Records>
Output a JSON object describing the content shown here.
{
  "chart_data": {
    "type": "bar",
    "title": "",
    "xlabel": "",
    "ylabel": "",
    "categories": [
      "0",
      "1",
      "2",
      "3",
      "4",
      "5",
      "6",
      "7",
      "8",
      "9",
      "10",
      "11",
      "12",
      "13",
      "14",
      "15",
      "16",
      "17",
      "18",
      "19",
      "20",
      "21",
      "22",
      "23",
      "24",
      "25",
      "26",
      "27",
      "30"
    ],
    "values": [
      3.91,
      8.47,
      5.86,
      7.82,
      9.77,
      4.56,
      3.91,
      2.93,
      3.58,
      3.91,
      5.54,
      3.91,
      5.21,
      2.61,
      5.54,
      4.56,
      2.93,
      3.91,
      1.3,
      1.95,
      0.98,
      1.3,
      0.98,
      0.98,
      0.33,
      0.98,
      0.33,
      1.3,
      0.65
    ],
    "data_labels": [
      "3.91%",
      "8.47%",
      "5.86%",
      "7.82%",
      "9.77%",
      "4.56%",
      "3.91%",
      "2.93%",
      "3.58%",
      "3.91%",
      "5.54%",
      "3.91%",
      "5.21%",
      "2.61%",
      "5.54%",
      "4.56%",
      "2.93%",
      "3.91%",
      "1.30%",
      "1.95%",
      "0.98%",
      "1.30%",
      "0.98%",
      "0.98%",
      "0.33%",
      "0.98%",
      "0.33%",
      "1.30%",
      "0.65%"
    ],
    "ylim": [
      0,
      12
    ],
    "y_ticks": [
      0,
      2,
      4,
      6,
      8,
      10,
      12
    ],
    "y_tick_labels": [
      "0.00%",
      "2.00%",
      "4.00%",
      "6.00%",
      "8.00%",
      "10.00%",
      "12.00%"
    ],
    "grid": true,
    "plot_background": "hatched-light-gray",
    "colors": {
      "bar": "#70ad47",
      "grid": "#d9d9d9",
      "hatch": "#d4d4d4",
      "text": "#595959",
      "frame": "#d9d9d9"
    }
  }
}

Work to complete> Repeat the records above exactly, from the first line to the last.

Result for this exercise>
Output a JSON object describing the content shown here.
{
  "chart_data": {
    "type": "bar",
    "title": "",
    "xlabel": "",
    "ylabel": "",
    "categories": [
      "0",
      "1",
      "2",
      "3",
      "4",
      "5",
      "6",
      "7",
      "8",
      "9",
      "10",
      "11",
      "12",
      "13",
      "14",
      "15",
      "16",
      "17",
      "18",
      "19",
      "20",
      "21",
      "22",
      "23",
      "24",
      "25",
      "26",
      "27",
      "30"
    ],
    "values": [
      3.91,
      8.47,
      5.86,
      7.82,
      9.77,
      4.56,
      3.91,
      2.93,
      3.58,
      3.91,
      5.54,
      3.91,
      5.21,
      2.61,
      5.54,
      4.56,
      2.93,
      3.91,
      1.3,
      1.95,
      0.98,
      1.3,
      0.98,
      0.98,
      0.33,
      0.98,
      0.33,
      1.3,
      0.65
    ],
    "data_labels": [
      "3.91%",
      "8.47%",
      "5.86%",
      "7.82%",
      "9.77%",
      "4.56%",
      "3.91%",
      "2.93%",
      "3.58%",
      "3.91%",
      "5.54%",
      "3.91%",
      "5.21%",
      "2.61%",
      "5.54%",
      "4.56%",
      "2.93%",
      "3.91%",
      "1.30%",
      "1.95%",
      "0.98%",
      "1.30%",
      "0.98%",
      "0.98%",
      "0.33%",
      "0.98%",
      "0.33%",
      "1.30%",
      "0.65%"
    ],
    "ylim": [
      0,
      12
    ],
    "y_ticks": [
      0,
      2,
      4,
      6,
      8,
      10,
      12
    ],
    "y_tick_labels": [
      "0.00%",
      "2.00%",
      "4.00%",
      "6.00%",
      "8.00%",
      "10.00%",
      "12.00%"
    ],
    "grid": true,
    "plot_background": "hatched-light-gray",
    "colors": {
      "bar": "#70ad47",
      "grid": "#d9d9d9",
      "hatch": "#d4d4d4",
      "text": "#595959",
      "frame": "#d9d9d9"
    }
  }
}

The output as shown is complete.